TASK OBJECTIVE: How many of the lines that follow contain the word "this"? Give only the number.

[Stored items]
═══

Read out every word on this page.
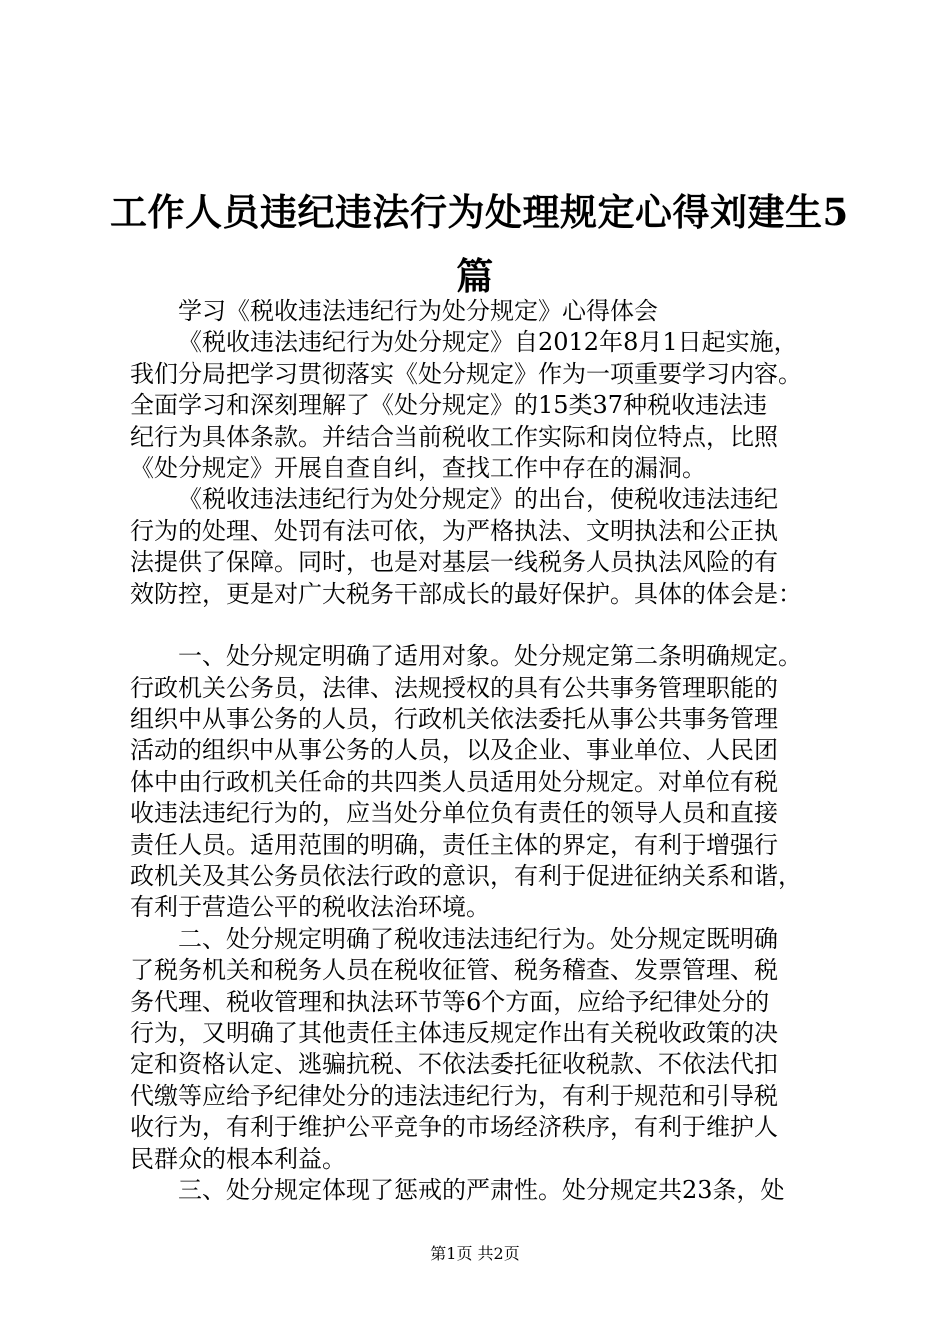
工作人员违纪违法行为处理规定心得刘建生5
篇
学习《税收违法违纪行为处分规定》心得体会
《税收违法违纪行为处分规定》自2012年8月1日起实施，
我们分局把学习贯彻落实《处分规定》作为一项重要学习内容。
全面学习和深刻理解了《处分规定》的15类37种税收违法违
纪行为具体条款。并结合当前税收工作实际和岗位特点，比照
《处分规定》开展自查自纠，查找工作中存在的漏洞。
《税收违法违纪行为处分规定》的出台，使税收违法违纪
行为的处理、处罚有法可依，为严格执法、文明执法和公正执
法提供了保障。同时，也是对基层一线税务人员执法风险的有
效防控，更是对广大税务干部成长的最好保护。具体的体会是：
一、处分规定明确了适用对象。处分规定第二条明确规定。
行政机关公务员，法律、法规授权的具有公共事务管理职能的
组织中从事公务的人员，行政机关依法委托从事公共事务管理
活动的组织中从事公务的人员，以及企业、事业单位、人民团
体中由行政机关任命的共四类人员适用处分规定。对单位有税
收违法违纪行为的，应当处分单位负有责任的领导人员和直接
责任人员。适用范围的明确，责任主体的界定，有利于增强行
政机关及其公务员依法行政的意识，有利于促进征纳关系和谐，
有利于营造公平的税收法治环境。
二、处分规定明确了税收违法违纪行为。处分规定既明确
了税务机关和税务人员在税收征管、税务稽查、发票管理、税
务代理、税收管理和执法环节等6个方面，应给予纪律处分的
行为，又明确了其他责任主体违反规定作出有关税收政策的决
定和资格认定、逃骗抗税、不依法委托征收税款、不依法代扣
代缴等应给予纪律处分的违法违纪行为，有利于规范和引导税
收行为，有利于维护公平竞争的市场经济秩序，有利于维护人
民群众的根本利益。
三、处分规定体现了惩戒的严肃性。处分规定共23条，处
第1页 共2页
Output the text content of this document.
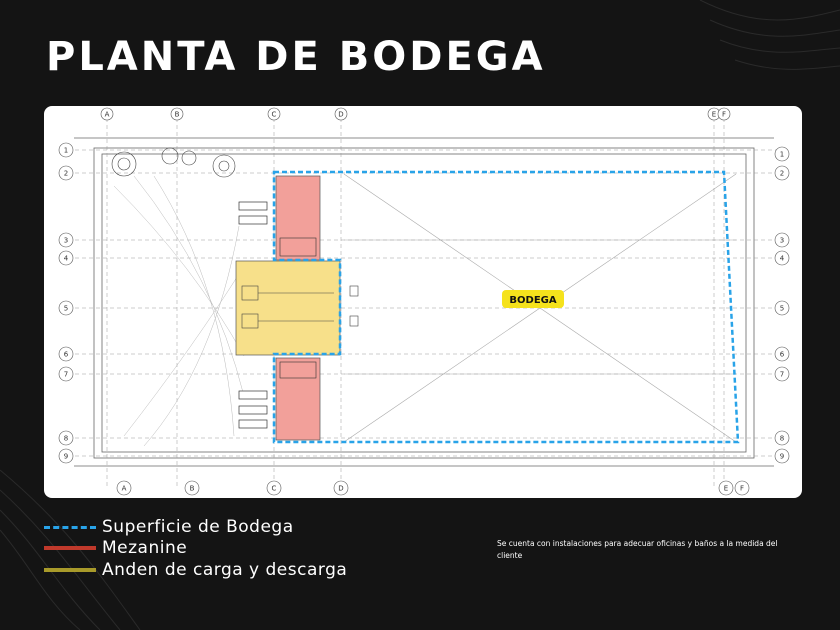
PLANTA DE BODEGA
A	B	C	D	E F
A	B	C	D	E F
1
2
3
4
5
6
7
8
9
1
2
3
4
5
6
7
8
9
BODEGA
Superficie de Bodega
Mezanine
Anden de carga y descarga
Se cuenta con instalaciones para adecuar oficinas y baños a la medida del cliente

═══

REPLY: 2